Start of INPUT
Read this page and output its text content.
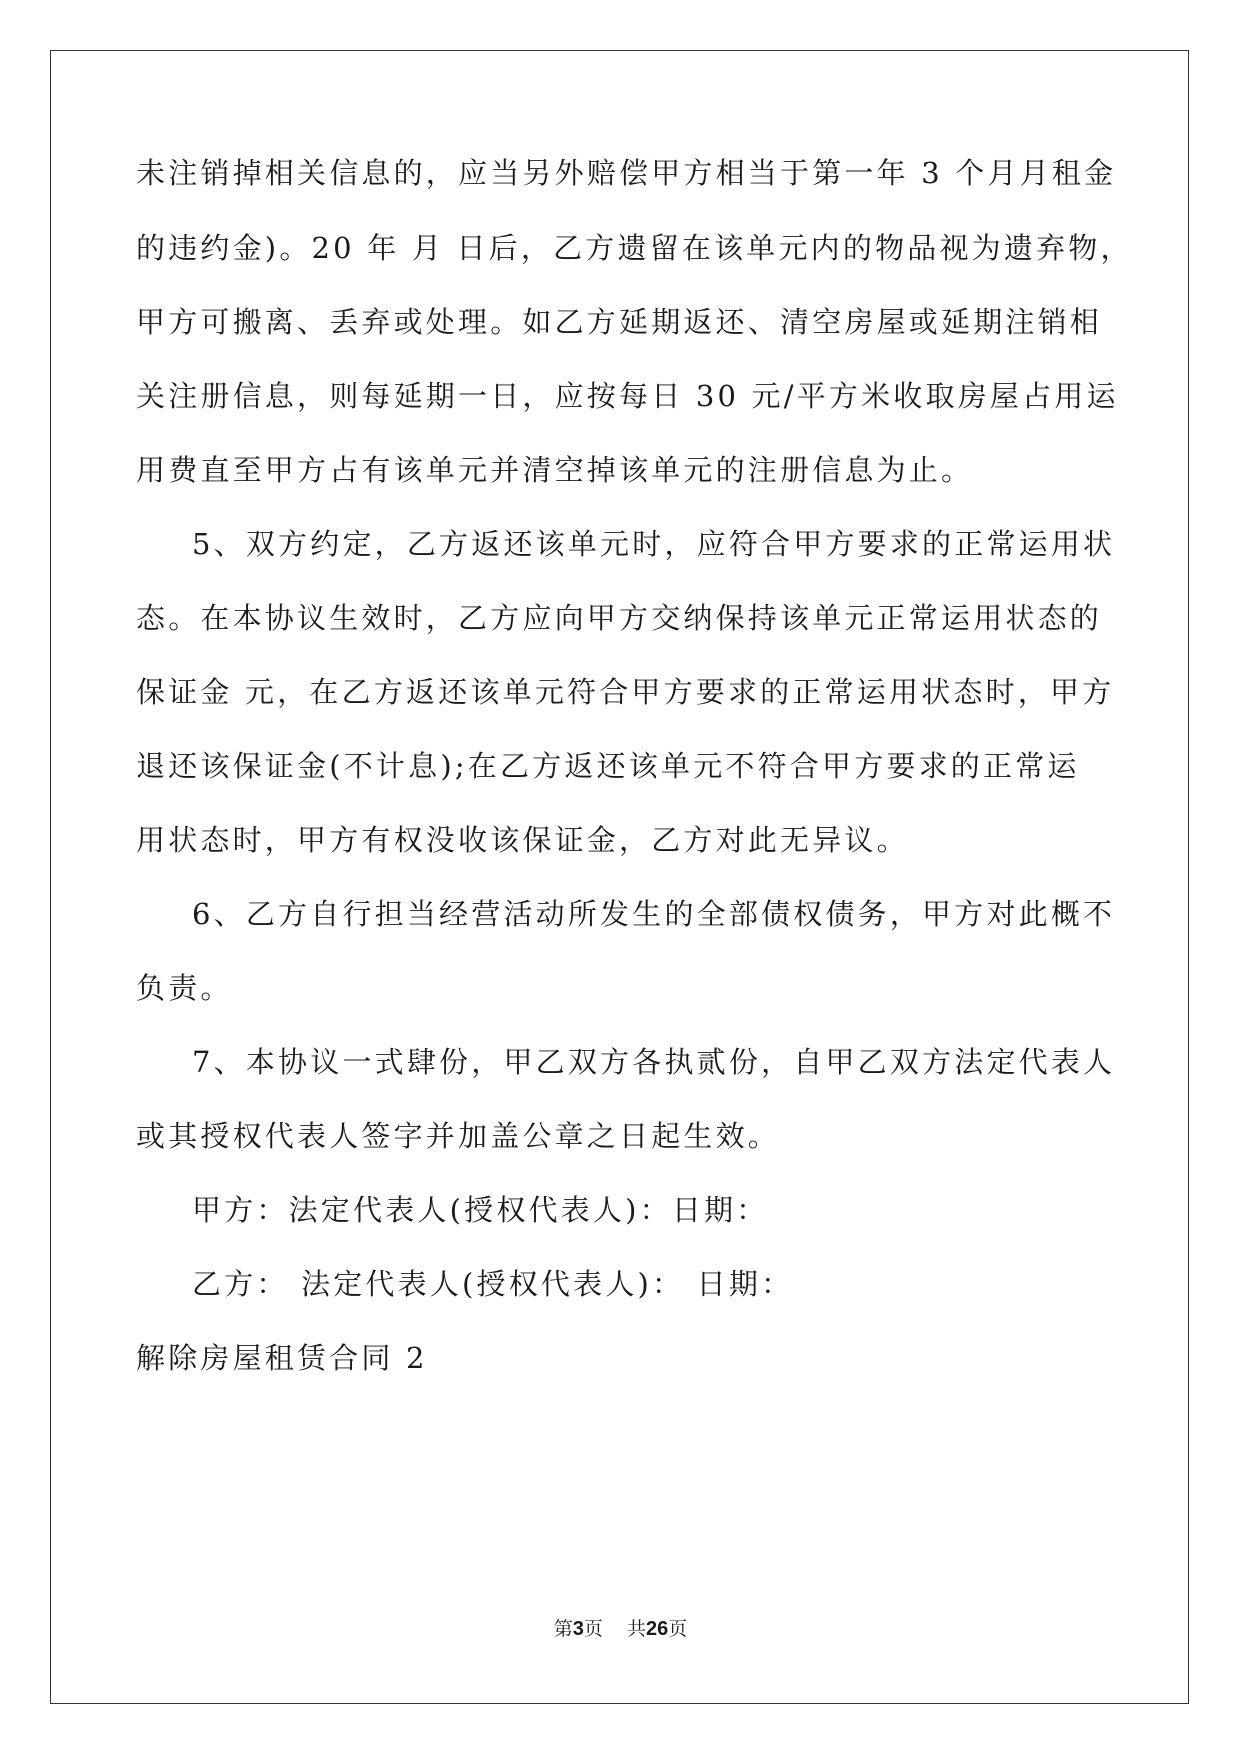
未注销掉相关信息的，应当另外赔偿甲方相当于第一年 3 个月月租金
的违约金)。20 年 月 日后，乙方遗留在该单元内的物品视为遗弃物，
甲方可搬离、丢弃或处理。如乙方延期返还、清空房屋或延期注销相
关注册信息，则每延期一日，应按每日 30 元/平方米收取房屋占用运
用费直至甲方占有该单元并清空掉该单元的注册信息为止。
5、双方约定，乙方返还该单元时，应符合甲方要求的正常运用状
态。在本协议生效时，乙方应向甲方交纳保持该单元正常运用状态的
保证金 元，在乙方返还该单元符合甲方要求的正常运用状态时，甲方
退还该保证金(不计息);在乙方返还该单元不符合甲方要求的正常运
用状态时，甲方有权没收该保证金，乙方对此无异议。
6、乙方自行担当经营活动所发生的全部债权债务，甲方对此概不
负责。
7、本协议一式肆份，甲乙双方各执贰份，自甲乙双方法定代表人
或其授权代表人签字并加盖公章之日起生效。
甲方：法定代表人(授权代表人)：日期：
乙方： 法定代表人(授权代表人)： 日期：
解除房屋租赁合同 2
第3页 共26页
End of INPUT
**TASK DIRECTIONS**
Your job is to transcribe the entries above exactly; skip the pictures.

**FINAL RESULT**
Read this page and output its text content.
未注销掉相关信息的，应当另外赔偿甲方相当于第一年 3 个月月租金
的违约金)。20 年 月 日后，乙方遗留在该单元内的物品视为遗弃物，
甲方可搬离、丢弃或处理。如乙方延期返还、清空房屋或延期注销相
关注册信息，则每延期一日，应按每日 30 元/平方米收取房屋占用运
用费直至甲方占有该单元并清空掉该单元的注册信息为止。
5、双方约定，乙方返还该单元时，应符合甲方要求的正常运用状
态。在本协议生效时，乙方应向甲方交纳保持该单元正常运用状态的
保证金 元，在乙方返还该单元符合甲方要求的正常运用状态时，甲方
退还该保证金(不计息);在乙方返还该单元不符合甲方要求的正常运
用状态时，甲方有权没收该保证金，乙方对此无异议。
6、乙方自行担当经营活动所发生的全部债权债务，甲方对此概不
负责。
7、本协议一式肆份，甲乙双方各执贰份，自甲乙双方法定代表人
或其授权代表人签字并加盖公章之日起生效。
甲方：法定代表人(授权代表人)：日期：
乙方： 法定代表人(授权代表人)： 日期：
解除房屋租赁合同 2
第3页 共26页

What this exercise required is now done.